▶ _INFORMATION PROVIDED_
◆ ◆ ◆ ◆ ◆

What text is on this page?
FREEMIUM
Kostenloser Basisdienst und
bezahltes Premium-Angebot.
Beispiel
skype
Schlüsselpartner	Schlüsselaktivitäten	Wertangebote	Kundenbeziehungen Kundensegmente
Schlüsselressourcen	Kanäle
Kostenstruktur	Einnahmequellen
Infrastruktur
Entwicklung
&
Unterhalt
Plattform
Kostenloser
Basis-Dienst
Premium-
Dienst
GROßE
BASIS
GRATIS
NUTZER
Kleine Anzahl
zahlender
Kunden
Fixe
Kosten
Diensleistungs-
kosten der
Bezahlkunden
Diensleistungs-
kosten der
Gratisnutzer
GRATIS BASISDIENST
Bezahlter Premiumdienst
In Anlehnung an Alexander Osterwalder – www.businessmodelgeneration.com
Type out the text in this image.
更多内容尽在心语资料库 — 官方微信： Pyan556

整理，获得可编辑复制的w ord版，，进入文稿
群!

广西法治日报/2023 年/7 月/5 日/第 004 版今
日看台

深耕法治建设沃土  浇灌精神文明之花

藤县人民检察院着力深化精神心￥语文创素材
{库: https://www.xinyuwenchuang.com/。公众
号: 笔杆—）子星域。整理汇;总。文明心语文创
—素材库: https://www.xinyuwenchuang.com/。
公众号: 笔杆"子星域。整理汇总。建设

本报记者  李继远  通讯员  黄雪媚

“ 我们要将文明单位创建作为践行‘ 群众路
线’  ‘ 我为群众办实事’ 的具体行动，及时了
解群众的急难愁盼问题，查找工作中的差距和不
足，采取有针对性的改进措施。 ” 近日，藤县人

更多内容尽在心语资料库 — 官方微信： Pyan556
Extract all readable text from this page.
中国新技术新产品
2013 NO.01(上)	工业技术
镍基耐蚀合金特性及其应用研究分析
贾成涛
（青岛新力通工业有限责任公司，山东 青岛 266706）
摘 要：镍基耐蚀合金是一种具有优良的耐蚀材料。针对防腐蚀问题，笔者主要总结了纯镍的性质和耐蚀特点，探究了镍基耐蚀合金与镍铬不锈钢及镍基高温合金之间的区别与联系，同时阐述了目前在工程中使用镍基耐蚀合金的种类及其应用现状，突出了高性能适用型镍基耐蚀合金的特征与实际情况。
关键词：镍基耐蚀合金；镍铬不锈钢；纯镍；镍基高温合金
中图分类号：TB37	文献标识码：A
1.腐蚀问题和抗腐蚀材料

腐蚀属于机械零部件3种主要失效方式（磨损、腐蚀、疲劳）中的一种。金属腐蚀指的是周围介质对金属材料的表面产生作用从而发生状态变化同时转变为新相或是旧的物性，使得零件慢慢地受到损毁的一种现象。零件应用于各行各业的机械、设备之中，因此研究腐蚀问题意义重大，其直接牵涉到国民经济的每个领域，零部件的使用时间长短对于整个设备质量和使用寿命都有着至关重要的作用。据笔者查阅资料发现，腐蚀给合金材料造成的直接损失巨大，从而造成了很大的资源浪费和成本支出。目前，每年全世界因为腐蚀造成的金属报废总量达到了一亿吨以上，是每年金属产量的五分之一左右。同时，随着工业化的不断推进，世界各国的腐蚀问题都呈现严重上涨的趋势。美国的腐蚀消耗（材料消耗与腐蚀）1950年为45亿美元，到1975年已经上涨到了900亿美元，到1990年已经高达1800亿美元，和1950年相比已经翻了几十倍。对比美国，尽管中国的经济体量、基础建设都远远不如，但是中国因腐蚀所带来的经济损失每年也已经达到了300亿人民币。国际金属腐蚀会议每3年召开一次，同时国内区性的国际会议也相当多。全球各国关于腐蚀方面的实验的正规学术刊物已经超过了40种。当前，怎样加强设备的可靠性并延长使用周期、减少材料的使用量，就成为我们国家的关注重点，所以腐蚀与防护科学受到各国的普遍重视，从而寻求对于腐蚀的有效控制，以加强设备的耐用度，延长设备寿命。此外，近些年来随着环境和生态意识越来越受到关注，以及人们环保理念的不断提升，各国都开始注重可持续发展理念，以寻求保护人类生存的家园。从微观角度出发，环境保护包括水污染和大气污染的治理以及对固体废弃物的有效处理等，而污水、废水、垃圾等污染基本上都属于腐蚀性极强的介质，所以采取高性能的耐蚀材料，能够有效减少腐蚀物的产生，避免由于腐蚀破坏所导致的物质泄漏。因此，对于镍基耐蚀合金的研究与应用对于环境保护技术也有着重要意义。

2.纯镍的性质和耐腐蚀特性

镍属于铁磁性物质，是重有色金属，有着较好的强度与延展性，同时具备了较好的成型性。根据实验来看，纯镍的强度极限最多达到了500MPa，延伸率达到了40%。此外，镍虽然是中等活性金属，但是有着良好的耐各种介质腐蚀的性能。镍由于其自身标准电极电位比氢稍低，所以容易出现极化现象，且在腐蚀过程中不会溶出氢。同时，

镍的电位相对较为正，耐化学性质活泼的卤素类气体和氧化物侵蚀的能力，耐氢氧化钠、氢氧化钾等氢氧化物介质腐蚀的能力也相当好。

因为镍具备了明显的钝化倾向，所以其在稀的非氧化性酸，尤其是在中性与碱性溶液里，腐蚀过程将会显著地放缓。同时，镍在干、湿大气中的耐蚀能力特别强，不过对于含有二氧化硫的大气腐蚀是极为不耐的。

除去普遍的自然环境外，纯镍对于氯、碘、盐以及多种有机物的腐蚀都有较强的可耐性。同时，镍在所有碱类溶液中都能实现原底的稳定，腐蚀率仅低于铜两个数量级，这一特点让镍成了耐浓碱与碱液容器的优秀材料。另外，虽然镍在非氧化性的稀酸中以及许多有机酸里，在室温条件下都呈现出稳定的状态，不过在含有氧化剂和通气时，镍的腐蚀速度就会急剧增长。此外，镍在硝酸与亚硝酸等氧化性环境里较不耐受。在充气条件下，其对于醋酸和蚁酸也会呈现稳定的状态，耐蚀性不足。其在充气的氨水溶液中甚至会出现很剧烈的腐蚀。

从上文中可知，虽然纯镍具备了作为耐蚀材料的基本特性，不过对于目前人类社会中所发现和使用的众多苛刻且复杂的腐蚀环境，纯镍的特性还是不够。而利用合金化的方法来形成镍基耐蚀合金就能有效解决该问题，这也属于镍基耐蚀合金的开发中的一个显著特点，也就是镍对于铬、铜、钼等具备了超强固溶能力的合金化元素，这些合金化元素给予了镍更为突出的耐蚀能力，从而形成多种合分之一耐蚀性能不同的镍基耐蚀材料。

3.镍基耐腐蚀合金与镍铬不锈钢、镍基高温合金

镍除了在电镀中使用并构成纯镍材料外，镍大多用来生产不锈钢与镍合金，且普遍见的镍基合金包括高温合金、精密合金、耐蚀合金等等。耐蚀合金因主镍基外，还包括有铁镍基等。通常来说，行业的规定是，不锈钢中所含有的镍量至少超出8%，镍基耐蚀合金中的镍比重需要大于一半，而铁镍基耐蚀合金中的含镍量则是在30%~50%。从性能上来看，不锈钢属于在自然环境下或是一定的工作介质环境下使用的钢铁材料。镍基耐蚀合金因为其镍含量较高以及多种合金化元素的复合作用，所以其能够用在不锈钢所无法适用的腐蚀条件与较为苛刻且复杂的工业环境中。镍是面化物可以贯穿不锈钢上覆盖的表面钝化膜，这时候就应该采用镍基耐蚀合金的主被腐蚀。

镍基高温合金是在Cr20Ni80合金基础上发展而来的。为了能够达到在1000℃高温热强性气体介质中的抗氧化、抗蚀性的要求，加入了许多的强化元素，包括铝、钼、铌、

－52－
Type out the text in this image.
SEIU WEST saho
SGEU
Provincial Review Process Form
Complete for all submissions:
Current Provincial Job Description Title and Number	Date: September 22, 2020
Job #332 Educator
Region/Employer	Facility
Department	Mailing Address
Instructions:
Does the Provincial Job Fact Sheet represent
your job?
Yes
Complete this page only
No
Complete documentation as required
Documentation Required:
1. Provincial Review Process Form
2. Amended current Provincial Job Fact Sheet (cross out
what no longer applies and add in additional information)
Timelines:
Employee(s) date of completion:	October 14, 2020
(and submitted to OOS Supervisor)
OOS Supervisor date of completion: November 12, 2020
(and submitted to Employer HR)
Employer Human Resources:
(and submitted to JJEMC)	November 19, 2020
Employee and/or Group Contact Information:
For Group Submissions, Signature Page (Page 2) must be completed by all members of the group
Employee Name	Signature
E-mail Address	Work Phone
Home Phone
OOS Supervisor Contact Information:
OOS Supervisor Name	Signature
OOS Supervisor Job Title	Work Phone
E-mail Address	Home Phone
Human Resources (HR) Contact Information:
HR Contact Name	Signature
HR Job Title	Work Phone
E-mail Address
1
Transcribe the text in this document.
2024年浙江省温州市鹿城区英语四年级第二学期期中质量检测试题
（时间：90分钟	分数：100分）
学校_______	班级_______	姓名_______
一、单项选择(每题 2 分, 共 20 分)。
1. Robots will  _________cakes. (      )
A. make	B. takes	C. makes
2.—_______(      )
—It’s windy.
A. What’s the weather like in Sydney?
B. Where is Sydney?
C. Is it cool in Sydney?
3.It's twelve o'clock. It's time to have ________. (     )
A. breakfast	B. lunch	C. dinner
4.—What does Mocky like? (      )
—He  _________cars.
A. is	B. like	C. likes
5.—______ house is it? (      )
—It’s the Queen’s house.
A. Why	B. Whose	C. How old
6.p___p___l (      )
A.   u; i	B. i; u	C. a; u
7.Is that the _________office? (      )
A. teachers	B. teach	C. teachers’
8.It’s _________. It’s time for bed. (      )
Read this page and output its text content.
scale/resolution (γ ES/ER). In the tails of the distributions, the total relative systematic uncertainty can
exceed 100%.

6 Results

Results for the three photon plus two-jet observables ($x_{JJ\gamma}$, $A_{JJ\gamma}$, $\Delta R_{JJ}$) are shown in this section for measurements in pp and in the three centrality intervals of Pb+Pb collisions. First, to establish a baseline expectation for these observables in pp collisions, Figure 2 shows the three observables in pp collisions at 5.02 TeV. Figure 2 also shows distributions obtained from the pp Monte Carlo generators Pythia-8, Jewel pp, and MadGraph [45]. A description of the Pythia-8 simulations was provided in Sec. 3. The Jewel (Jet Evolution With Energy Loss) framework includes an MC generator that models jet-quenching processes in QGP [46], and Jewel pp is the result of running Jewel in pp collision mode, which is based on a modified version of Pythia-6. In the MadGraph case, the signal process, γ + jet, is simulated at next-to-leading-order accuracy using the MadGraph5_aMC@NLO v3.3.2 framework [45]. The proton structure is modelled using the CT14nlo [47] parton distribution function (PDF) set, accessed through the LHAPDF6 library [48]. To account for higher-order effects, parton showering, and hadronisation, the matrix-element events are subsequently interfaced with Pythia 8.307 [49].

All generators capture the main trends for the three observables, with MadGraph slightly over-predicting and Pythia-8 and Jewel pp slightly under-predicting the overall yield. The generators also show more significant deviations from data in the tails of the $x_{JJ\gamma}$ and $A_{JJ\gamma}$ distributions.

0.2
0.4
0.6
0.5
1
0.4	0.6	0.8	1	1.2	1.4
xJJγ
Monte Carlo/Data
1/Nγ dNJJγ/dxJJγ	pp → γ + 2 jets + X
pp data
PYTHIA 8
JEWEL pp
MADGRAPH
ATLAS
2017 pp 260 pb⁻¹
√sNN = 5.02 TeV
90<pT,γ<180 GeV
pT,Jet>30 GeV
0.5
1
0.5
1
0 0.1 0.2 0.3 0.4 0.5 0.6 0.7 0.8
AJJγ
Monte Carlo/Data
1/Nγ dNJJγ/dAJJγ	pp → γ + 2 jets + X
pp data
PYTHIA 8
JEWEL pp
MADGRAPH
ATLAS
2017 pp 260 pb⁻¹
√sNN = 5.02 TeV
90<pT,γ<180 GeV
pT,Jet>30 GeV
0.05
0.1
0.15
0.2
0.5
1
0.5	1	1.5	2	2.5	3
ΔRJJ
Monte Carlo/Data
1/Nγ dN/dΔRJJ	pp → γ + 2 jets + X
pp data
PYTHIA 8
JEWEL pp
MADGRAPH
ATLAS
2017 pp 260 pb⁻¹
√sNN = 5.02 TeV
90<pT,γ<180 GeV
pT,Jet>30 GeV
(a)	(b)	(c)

◆ ◆ ◆ ◆ ◆

▶ _STATED TASK_
List the lines of the records where "submitted" occurs.

▶ _WORKED SOLUTION_
(and submitted to OOS Supervisor)
(and submitted to Employer HR)
(and submitted to JJEMC)	November 19, 2020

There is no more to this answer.